(A run of records)
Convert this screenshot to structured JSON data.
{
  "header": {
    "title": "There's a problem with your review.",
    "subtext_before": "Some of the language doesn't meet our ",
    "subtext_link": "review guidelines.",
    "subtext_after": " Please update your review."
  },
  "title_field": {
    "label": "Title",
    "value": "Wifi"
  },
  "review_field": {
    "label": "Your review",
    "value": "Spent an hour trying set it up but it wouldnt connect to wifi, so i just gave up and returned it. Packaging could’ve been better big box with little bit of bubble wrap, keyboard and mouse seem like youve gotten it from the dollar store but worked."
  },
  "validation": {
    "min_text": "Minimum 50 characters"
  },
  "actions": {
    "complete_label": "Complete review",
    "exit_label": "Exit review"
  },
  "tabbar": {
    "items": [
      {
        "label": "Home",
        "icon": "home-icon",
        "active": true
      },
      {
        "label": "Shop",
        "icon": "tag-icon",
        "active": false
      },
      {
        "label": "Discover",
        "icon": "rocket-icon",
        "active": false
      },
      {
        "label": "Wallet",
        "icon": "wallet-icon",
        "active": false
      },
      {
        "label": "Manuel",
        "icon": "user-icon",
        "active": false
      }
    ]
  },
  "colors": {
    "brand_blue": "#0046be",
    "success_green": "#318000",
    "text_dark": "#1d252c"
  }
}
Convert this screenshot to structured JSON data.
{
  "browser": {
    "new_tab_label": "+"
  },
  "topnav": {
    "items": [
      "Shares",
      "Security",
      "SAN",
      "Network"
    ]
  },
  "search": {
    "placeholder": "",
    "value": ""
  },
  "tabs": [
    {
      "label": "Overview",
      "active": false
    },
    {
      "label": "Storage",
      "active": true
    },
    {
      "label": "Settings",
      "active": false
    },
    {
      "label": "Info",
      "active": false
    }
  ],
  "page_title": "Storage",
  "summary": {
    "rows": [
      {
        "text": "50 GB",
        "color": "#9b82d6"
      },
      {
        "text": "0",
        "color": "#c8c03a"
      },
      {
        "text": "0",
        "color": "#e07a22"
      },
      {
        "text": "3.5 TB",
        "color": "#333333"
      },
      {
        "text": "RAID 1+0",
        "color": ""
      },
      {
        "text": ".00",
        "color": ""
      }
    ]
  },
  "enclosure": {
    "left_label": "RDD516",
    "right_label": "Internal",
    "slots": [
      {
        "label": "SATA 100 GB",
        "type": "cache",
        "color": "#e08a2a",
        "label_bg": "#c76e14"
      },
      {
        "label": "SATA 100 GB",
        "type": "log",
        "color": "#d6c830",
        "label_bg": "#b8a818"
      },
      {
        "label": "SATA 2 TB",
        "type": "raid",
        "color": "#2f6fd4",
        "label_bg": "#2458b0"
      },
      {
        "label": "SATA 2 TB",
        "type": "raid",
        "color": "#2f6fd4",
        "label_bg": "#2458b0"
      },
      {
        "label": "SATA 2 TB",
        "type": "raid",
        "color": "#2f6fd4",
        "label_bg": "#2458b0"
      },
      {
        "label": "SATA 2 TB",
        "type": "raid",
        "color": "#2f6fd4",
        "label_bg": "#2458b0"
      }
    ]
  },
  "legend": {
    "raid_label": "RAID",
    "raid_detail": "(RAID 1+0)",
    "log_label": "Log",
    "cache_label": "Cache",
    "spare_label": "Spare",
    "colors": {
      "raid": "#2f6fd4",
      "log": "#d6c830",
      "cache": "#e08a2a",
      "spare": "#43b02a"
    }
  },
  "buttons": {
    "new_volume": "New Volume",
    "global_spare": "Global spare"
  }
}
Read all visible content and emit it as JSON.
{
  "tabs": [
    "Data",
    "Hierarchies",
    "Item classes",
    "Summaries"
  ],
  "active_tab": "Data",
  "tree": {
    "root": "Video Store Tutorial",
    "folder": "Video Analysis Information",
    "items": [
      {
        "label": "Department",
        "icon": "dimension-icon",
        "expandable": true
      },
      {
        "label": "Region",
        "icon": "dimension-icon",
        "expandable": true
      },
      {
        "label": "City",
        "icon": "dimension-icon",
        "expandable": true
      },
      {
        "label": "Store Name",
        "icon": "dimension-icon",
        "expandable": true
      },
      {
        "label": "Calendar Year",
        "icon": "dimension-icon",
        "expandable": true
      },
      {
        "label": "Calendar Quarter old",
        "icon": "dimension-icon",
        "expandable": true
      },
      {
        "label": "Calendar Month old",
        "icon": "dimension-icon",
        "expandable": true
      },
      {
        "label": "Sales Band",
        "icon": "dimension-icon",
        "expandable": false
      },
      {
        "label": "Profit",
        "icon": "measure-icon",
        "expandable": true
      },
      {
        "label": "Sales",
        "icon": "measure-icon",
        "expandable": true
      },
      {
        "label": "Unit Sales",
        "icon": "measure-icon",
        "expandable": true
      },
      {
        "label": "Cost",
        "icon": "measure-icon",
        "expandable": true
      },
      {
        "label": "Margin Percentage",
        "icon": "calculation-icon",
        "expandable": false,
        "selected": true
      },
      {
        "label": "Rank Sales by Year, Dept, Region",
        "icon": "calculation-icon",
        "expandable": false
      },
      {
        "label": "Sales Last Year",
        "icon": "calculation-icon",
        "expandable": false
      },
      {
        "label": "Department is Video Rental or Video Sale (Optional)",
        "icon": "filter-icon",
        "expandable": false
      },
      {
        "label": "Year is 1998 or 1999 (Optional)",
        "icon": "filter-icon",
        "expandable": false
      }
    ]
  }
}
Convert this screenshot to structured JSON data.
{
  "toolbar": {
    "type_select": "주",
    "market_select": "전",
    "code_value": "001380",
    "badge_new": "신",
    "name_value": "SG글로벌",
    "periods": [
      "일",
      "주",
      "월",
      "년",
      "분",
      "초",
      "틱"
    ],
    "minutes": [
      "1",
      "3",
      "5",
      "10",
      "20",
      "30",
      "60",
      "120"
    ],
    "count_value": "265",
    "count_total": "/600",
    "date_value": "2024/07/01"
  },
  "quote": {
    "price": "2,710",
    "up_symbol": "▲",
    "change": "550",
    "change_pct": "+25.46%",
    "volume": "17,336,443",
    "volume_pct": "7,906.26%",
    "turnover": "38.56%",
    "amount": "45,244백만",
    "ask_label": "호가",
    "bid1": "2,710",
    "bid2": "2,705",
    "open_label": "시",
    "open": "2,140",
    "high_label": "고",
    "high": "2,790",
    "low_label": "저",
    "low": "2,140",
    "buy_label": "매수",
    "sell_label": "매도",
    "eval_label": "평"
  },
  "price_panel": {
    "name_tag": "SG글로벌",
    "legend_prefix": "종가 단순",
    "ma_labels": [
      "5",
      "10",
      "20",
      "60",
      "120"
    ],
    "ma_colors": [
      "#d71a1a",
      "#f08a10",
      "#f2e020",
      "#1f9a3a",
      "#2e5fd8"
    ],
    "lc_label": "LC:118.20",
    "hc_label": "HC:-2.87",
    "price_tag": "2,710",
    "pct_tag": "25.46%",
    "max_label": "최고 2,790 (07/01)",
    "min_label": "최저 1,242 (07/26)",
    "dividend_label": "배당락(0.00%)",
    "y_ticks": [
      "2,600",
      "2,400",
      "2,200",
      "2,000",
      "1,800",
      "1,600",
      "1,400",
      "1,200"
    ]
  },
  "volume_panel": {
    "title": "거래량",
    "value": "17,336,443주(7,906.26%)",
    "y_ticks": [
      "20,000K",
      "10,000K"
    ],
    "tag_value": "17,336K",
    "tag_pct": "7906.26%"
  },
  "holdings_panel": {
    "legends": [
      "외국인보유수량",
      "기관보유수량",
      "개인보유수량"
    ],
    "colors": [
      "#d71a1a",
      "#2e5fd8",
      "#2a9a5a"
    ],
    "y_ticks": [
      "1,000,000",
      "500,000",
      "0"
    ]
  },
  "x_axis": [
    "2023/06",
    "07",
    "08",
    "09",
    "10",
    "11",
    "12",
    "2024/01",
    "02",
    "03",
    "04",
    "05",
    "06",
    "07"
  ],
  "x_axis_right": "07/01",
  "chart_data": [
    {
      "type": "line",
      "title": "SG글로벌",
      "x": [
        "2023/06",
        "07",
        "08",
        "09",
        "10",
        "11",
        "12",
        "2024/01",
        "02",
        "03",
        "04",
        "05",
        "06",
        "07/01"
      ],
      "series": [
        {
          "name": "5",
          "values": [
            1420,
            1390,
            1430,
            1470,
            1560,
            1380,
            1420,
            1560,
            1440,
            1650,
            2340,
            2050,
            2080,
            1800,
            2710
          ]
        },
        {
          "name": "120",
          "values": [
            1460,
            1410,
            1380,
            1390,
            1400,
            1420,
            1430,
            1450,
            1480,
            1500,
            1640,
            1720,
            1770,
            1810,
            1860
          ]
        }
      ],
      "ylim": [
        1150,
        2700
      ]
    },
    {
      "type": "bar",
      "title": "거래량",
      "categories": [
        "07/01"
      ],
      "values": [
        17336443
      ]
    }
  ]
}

▸ Work to do:
Return all lines with the word "Region" in them.

▸ Solved exercise:
        "label": "Region",
        "label": "Rank Sales by Year, Dept, Region",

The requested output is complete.